(Written exercise) Reproduce all of the data word for word.

(Material for this task)
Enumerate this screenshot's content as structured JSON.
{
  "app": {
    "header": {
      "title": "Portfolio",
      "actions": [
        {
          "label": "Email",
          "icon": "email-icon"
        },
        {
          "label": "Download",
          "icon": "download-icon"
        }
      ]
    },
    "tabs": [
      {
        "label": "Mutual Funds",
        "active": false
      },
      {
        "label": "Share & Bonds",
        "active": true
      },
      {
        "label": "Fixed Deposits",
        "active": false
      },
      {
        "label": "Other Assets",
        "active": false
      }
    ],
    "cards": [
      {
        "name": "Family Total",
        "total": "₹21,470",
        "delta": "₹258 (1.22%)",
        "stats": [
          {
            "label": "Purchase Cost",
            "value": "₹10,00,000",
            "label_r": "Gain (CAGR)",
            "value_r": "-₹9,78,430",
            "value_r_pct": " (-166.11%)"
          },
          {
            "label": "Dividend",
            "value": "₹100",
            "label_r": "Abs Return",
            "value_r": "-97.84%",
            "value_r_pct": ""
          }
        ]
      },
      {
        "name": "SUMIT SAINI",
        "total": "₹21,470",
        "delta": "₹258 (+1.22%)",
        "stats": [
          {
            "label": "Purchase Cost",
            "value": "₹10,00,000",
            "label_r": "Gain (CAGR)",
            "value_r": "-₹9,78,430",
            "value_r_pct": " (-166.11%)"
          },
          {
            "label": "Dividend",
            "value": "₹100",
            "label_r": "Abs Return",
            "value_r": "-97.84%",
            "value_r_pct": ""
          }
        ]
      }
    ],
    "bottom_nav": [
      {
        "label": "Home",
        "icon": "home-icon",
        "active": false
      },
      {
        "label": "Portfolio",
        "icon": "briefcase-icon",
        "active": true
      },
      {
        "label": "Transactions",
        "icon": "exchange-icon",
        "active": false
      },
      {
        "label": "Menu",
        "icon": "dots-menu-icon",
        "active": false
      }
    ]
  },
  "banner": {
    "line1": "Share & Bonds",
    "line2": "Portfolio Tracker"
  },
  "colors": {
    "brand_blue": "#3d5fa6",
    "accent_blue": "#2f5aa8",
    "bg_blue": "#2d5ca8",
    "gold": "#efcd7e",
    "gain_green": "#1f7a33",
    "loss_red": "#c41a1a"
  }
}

(Exercise solution)
Enumerate this screenshot's content as structured JSON.
{
  "app": {
    "header": {
      "title": "Portfolio",
      "actions": [
        {
          "label": "Email",
          "icon": "email-icon"
        },
        {
          "label": "Download",
          "icon": "download-icon"
        }
      ]
    },
    "tabs": [
      {
        "label": "Mutual Funds",
        "active": false
      },
      {
        "label": "Share & Bonds",
        "active": true
      },
      {
        "label": "Fixed Deposits",
        "active": false
      },
      {
        "label": "Other Assets",
        "active": false
      }
    ],
    "cards": [
      {
        "name": "Family Total",
        "total": "₹21,470",
        "delta": "₹258 (1.22%)",
        "stats": [
          {
            "label": "Purchase Cost",
            "value": "₹10,00,000",
            "label_r": "Gain (CAGR)",
            "value_r": "-₹9,78,430",
            "value_r_pct": " (-166.11%)"
          },
          {
            "label": "Dividend",
            "value": "₹100",
            "label_r": "Abs Return",
            "value_r": "-97.84%",
            "value_r_pct": ""
          }
        ]
      },
      {
        "name": "SUMIT SAINI",
        "total": "₹21,470",
        "delta": "₹258 (+1.22%)",
        "stats": [
          {
            "label": "Purchase Cost",
            "value": "₹10,00,000",
            "label_r": "Gain (CAGR)",
            "value_r": "-₹9,78,430",
            "value_r_pct": " (-166.11%)"
          },
          {
            "label": "Dividend",
            "value": "₹100",
            "label_r": "Abs Return",
            "value_r": "-97.84%",
            "value_r_pct": ""
          }
        ]
      }
    ],
    "bottom_nav": [
      {
        "label": "Home",
        "icon": "home-icon",
        "active": false
      },
      {
        "label": "Portfolio",
        "icon": "briefcase-icon",
        "active": true
      },
      {
        "label": "Transactions",
        "icon": "exchange-icon",
        "active": false
      },
      {
        "label": "Menu",
        "icon": "dots-menu-icon",
        "active": false
      }
    ]
  },
  "banner": {
    "line1": "Share & Bonds",
    "line2": "Portfolio Tracker"
  },
  "colors": {
    "brand_blue": "#3d5fa6",
    "accent_blue": "#2f5aa8",
    "bg_blue": "#2d5ca8",
    "gold": "#efcd7e",
    "gain_green": "#1f7a33",
    "loss_red": "#c41a1a"
  }
}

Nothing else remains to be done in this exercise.